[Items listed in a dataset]
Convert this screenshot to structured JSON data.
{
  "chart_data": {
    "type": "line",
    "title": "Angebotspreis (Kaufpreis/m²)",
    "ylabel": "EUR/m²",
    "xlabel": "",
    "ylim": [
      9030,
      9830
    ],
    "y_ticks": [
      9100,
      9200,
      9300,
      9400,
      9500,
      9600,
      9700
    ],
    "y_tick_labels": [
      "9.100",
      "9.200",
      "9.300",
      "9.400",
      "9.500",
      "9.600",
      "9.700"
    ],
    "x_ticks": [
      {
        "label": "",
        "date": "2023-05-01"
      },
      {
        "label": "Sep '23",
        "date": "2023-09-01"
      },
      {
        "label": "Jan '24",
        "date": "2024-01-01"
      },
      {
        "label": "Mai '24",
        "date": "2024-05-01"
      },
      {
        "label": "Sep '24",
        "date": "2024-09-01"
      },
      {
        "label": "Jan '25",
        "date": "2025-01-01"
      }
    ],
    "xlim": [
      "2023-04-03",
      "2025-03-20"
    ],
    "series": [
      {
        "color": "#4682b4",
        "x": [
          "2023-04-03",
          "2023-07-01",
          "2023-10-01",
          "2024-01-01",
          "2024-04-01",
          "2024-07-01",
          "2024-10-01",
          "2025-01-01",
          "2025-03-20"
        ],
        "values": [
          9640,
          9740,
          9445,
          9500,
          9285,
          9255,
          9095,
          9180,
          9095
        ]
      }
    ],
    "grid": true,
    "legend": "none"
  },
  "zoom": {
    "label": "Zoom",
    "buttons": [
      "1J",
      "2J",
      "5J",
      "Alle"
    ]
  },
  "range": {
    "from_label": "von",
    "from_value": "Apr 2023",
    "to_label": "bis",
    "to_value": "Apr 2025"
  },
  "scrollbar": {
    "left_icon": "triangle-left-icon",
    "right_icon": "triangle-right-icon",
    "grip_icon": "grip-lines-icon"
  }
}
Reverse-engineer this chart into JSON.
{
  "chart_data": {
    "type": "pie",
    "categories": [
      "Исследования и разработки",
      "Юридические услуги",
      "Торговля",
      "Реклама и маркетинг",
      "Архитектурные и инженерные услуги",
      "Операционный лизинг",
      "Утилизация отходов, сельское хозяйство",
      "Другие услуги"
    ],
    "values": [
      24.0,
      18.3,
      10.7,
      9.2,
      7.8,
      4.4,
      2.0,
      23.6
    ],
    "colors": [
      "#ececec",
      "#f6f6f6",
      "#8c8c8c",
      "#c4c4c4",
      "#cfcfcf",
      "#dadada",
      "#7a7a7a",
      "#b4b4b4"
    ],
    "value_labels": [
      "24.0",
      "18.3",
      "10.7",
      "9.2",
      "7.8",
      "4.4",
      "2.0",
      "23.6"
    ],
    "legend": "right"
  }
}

● **Your task**: Pick out every line of the listing containing the word "right", and show those lines.

● **The answer**:
    "right_icon": "triangle-right-icon",
    "legend": "right"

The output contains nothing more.